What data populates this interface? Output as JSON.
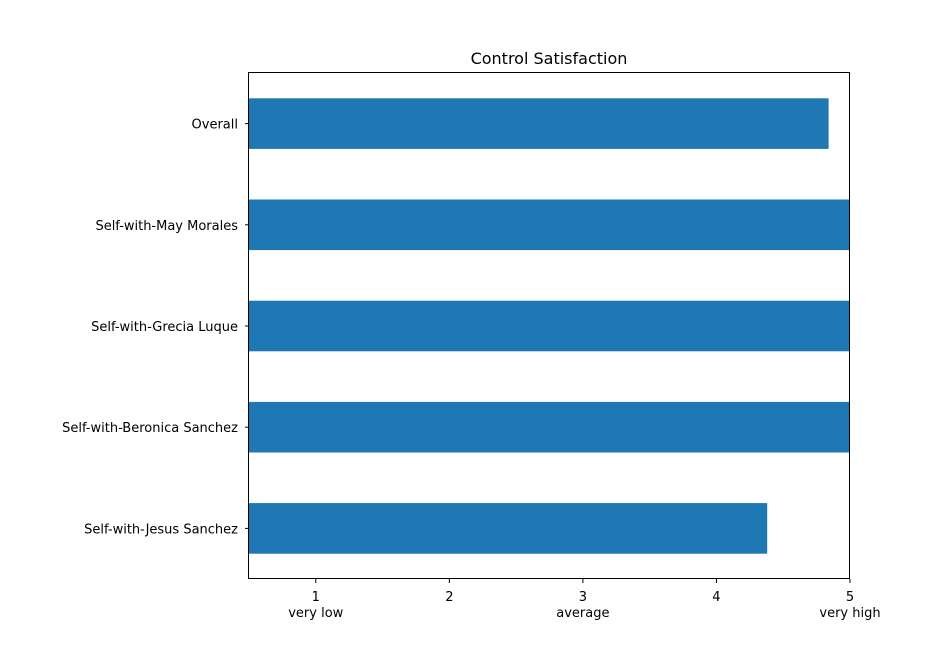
{
  "chart_data": {
    "type": "bar",
    "orientation": "horizontal",
    "title": "Control Satisfaction",
    "xlabel": "",
    "ylabel": "",
    "xlim": [
      0.5,
      5
    ],
    "xticks": [
      1,
      2,
      3,
      4,
      5
    ],
    "xtick_sublabels": [
      {
        "x": 1,
        "label": "very low"
      },
      {
        "x": 3,
        "label": "average"
      },
      {
        "x": 5,
        "label": "very high"
      }
    ],
    "categories": [
      "Overall",
      "Self-with-May Morales",
      "Self-with-Grecia Luque",
      "Self-with-Beronica Sanchez",
      "Self-with-Jesus Sanchez"
    ],
    "values": [
      4.84,
      5.0,
      5.0,
      5.0,
      4.38
    ],
    "bar_color": "#1f77b4",
    "grid": false,
    "legend": "none"
  }
}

******

**Set problem:**
Quote the preceding listing precisely and completely, omitting its images.

**Answer to the exercise:**
What data populates this interface? Output as JSON.
{
  "chart_data": {
    "type": "bar",
    "orientation": "horizontal",
    "title": "Control Satisfaction",
    "xlabel": "",
    "ylabel": "",
    "xlim": [
      0.5,
      5
    ],
    "xticks": [
      1,
      2,
      3,
      4,
      5
    ],
    "xtick_sublabels": [
      {
        "x": 1,
        "label": "very low"
      },
      {
        "x": 3,
        "label": "average"
      },
      {
        "x": 5,
        "label": "very high"
      }
    ],
    "categories": [
      "Overall",
      "Self-with-May Morales",
      "Self-with-Grecia Luque",
      "Self-with-Beronica Sanchez",
      "Self-with-Jesus Sanchez"
    ],
    "values": [
      4.84,
      5.0,
      5.0,
      5.0,
      4.38
    ],
    "bar_color": "#1f77b4",
    "grid": false,
    "legend": "none"
  }
}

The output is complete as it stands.